#### RECORDS PROVIDED ####

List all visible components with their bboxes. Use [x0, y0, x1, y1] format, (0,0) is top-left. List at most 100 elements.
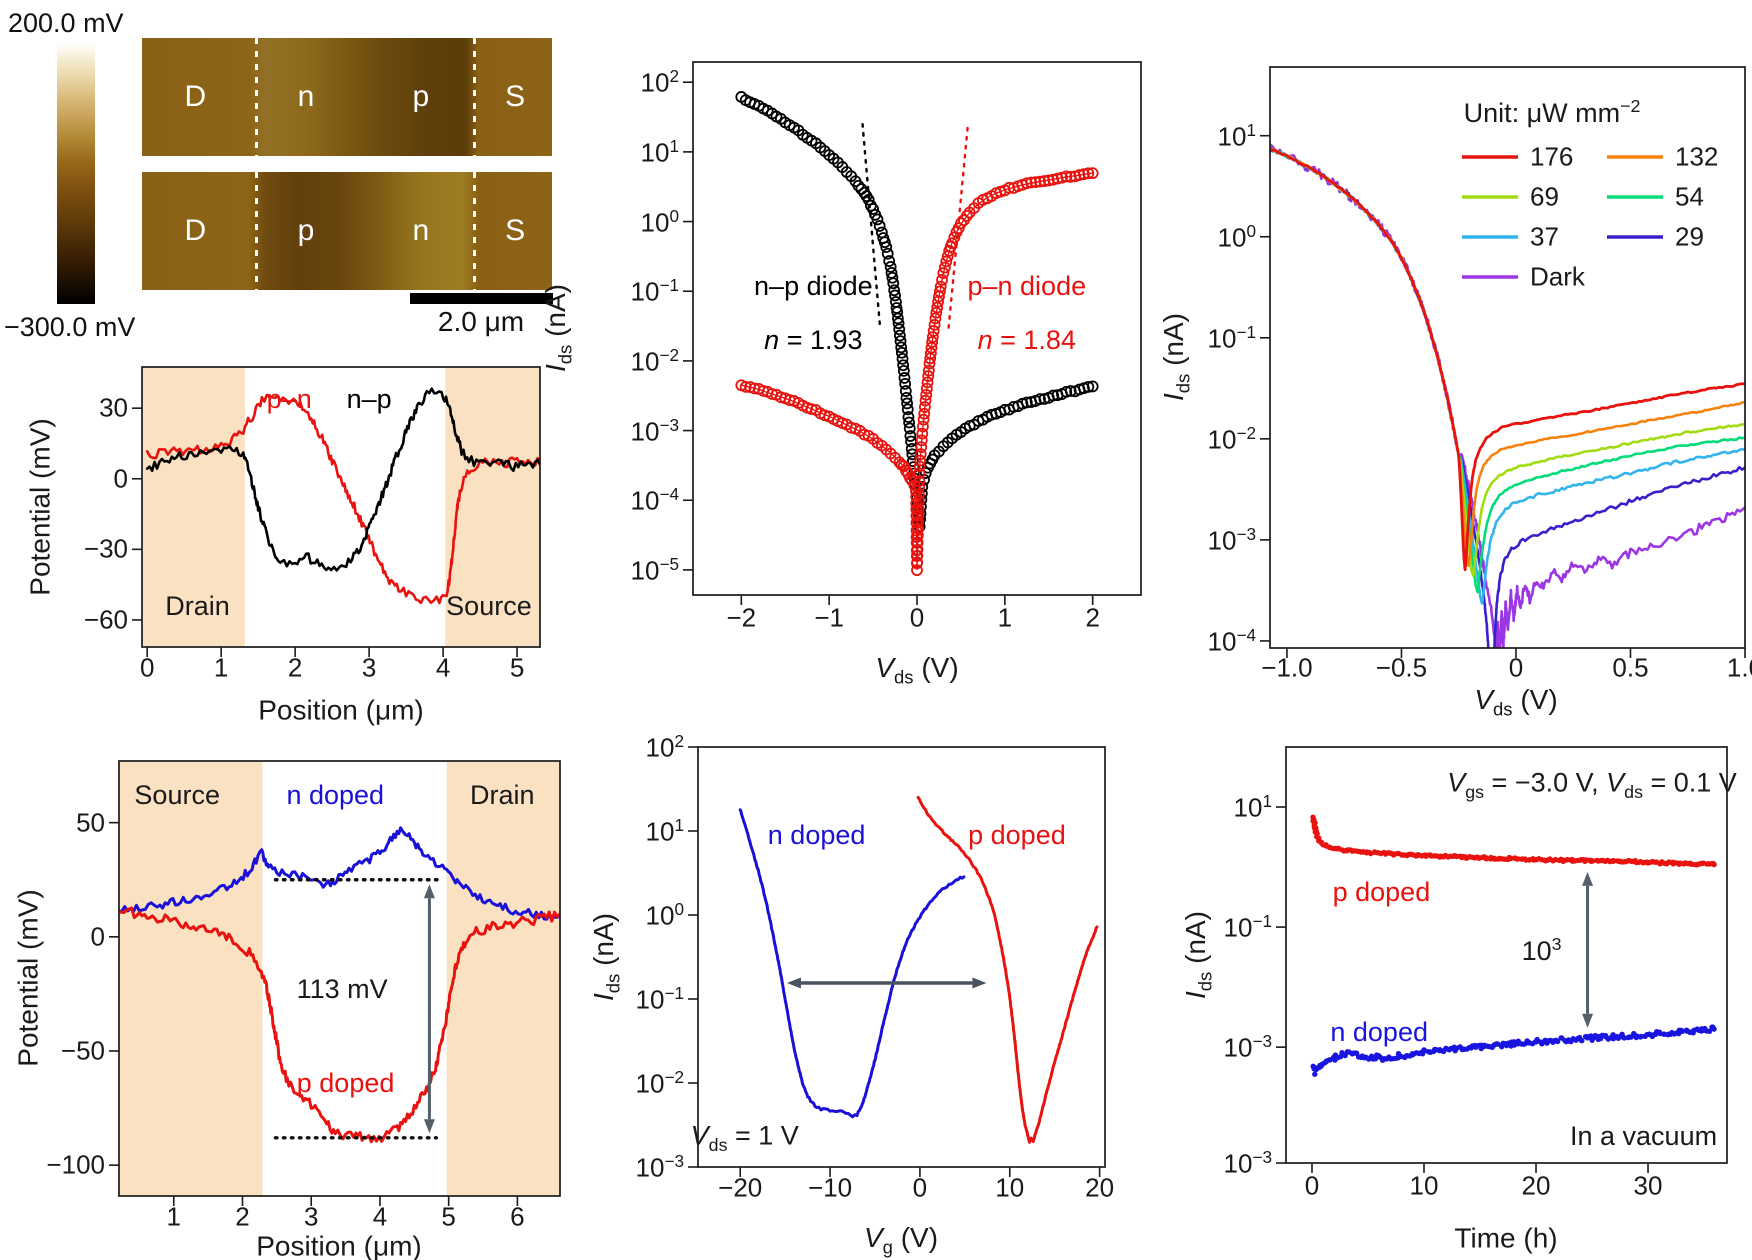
annotation: In a vacuum: [1570, 1120, 1718, 1151]
tick-label-y: 30: [99, 392, 128, 423]
tick-label-y: −100: [46, 1149, 105, 1180]
tick-label-x: 10: [995, 1172, 1025, 1203]
annotation: n doped: [286, 780, 385, 811]
tick-label-y: 10−3: [630, 414, 679, 447]
y-axis-label: Potential (mV): [12, 889, 44, 1067]
tick-label-x: 5: [441, 1201, 456, 1232]
tick-label-y: 10−4: [630, 484, 679, 516]
tick-label-x: 0.5: [1612, 652, 1649, 683]
tick-label-x: 4: [372, 1201, 388, 1232]
annotation: p doped: [296, 1067, 395, 1098]
legend-item-label: Dark: [1530, 261, 1585, 292]
tick-label-y: 101: [645, 815, 684, 847]
y-axis-label: Potential (mV): [24, 418, 56, 596]
y-axis-label: Ids (nA): [540, 284, 576, 372]
annotation: p–n: [266, 383, 312, 414]
chart-profile_diode: [132, 366, 541, 657]
legend-item-label: 132: [1675, 141, 1719, 172]
tick-label-y: 10−3: [1207, 523, 1256, 556]
tick-label-x: −1: [814, 602, 844, 633]
annotation: p–n diode: [967, 270, 1087, 301]
tick-label-x: 0: [1508, 652, 1524, 683]
tick-label-y: 0: [113, 463, 128, 494]
region-label-p: p: [412, 80, 430, 113]
y-axis-label: Ids (nA): [1180, 911, 1216, 999]
tick-label-x: 0: [139, 652, 155, 683]
tick-label-y: 0: [90, 921, 105, 952]
tick-label-y: 10−1: [1223, 911, 1272, 943]
annotation: Vgs = −3.0 V, Vds = 0.1 V: [1447, 767, 1737, 803]
x-axis-label: Vds (V): [875, 652, 959, 688]
tick-label-x: 1: [166, 1201, 181, 1232]
legend-item-label: 37: [1530, 221, 1559, 252]
legend-item-label: 176: [1530, 141, 1574, 172]
region-boundary-dotted-line: [472, 38, 476, 156]
legend-title: Unit: μW mm−2: [1463, 95, 1641, 128]
tick-label-x: −20: [718, 1172, 763, 1203]
region-boundary-dotted-line: [255, 172, 259, 290]
region-label-n: n: [297, 80, 315, 113]
annotation: n = 1.93: [764, 324, 863, 355]
tick-label-x: 3: [303, 1201, 319, 1232]
tick-label-x: 2: [235, 1201, 250, 1232]
tick-label-x: −0.5: [1375, 652, 1428, 683]
colorbar: [57, 42, 95, 304]
x-axis-label: Time (h): [1454, 1222, 1558, 1254]
tick-label-y: 10−5: [630, 553, 679, 586]
annotation: n doped: [1330, 1016, 1428, 1047]
tick-label-y: 102: [640, 66, 679, 98]
tick-label-y: 10−2: [630, 344, 679, 377]
tick-label-x: 10: [1409, 1170, 1439, 1201]
tick-label-y: 50: [76, 806, 105, 837]
tick-label-y: 100: [645, 899, 684, 931]
tick-label-y: 10−3: [635, 1151, 684, 1183]
chart-profile_doped: [109, 760, 561, 1206]
annotation: n doped: [767, 819, 866, 850]
tick-label-x: 30: [1633, 1170, 1663, 1201]
tick-label-y: 10−3: [1223, 1031, 1272, 1063]
tick-label-y: 100: [640, 205, 679, 238]
tick-label-y: 10−4: [1207, 624, 1256, 657]
annotation: Vds = 1 V: [690, 1120, 799, 1156]
colorbar-min-label: −300.0 mV: [4, 312, 136, 342]
tick-label-y: 101: [640, 135, 679, 168]
annotation: p doped: [968, 819, 1066, 850]
scale-bar-label: 2.0 μm: [437, 306, 525, 337]
annotation: n–p diode: [754, 270, 873, 301]
annotation: n = 1.84: [977, 324, 1076, 355]
region-boundary-dotted-line: [255, 38, 259, 156]
tick-label-x: 6: [510, 1201, 525, 1232]
tick-label-x: −2: [726, 602, 757, 633]
tick-label-y: 100: [1217, 220, 1256, 253]
tick-label-y: 10−2: [1207, 422, 1256, 455]
tick-label-y: 10−3: [1223, 1147, 1272, 1179]
chart-transfer_iv: [688, 746, 1106, 1177]
chart-stability: [1276, 746, 1728, 1173]
region-label-S: S: [505, 80, 526, 113]
region-label-D: D: [184, 80, 207, 113]
y-axis-label: Ids (nA): [1158, 313, 1194, 401]
tick-label-x: −10: [808, 1172, 853, 1203]
tick-label-y: 10−1: [1207, 321, 1256, 354]
annotation: Drain: [165, 590, 230, 621]
tick-label-x: 20: [1521, 1170, 1551, 1201]
tick-label-x: 4: [435, 652, 451, 683]
tick-label-x: 20: [1085, 1172, 1115, 1203]
tick-label-y: −30: [83, 533, 128, 564]
tick-label-x: 1: [213, 652, 229, 683]
colorbar-max-label: 200.0 mV: [8, 8, 124, 38]
annotation: Source: [446, 590, 532, 621]
y-axis-label: Ids (nA): [588, 913, 624, 1001]
x-axis-label: Position (μm): [258, 694, 424, 726]
tick-label-x: 1.0: [1726, 652, 1752, 683]
x-axis-label: Position (μm): [256, 1230, 422, 1260]
annotation: 103: [1521, 933, 1562, 966]
tick-label-y: 102: [645, 731, 684, 763]
x-axis-label: Vg (V): [863, 1222, 939, 1258]
region-label-p: p: [297, 214, 315, 247]
chart-diode_iv: [683, 61, 1142, 605]
annotation: Drain: [470, 780, 535, 811]
region-label-D: D: [184, 214, 207, 247]
annotation: Source: [134, 780, 220, 811]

####

GIVEN TASK -> Rewrite everything from the line containing "annotation: In a" down to the line containing "tick-label-y: 10−4: [630, 484, 679, 516]", swapping "vacuum" for "air" and keeping all else the same.

RESULT OF THE EXERCISE ->
annotation: In a air: [1570, 1120, 1718, 1151]
tick-label-y: 30: [99, 392, 128, 423]
tick-label-y: −100: [46, 1149, 105, 1180]
tick-label-x: 10: [995, 1172, 1025, 1203]
annotation: n doped: [286, 780, 385, 811]
tick-label-y: 10−3: [630, 414, 679, 447]
y-axis-label: Potential (mV): [12, 889, 44, 1067]
tick-label-x: 5: [441, 1201, 456, 1232]
tick-label-y: 10−4: [630, 484, 679, 516]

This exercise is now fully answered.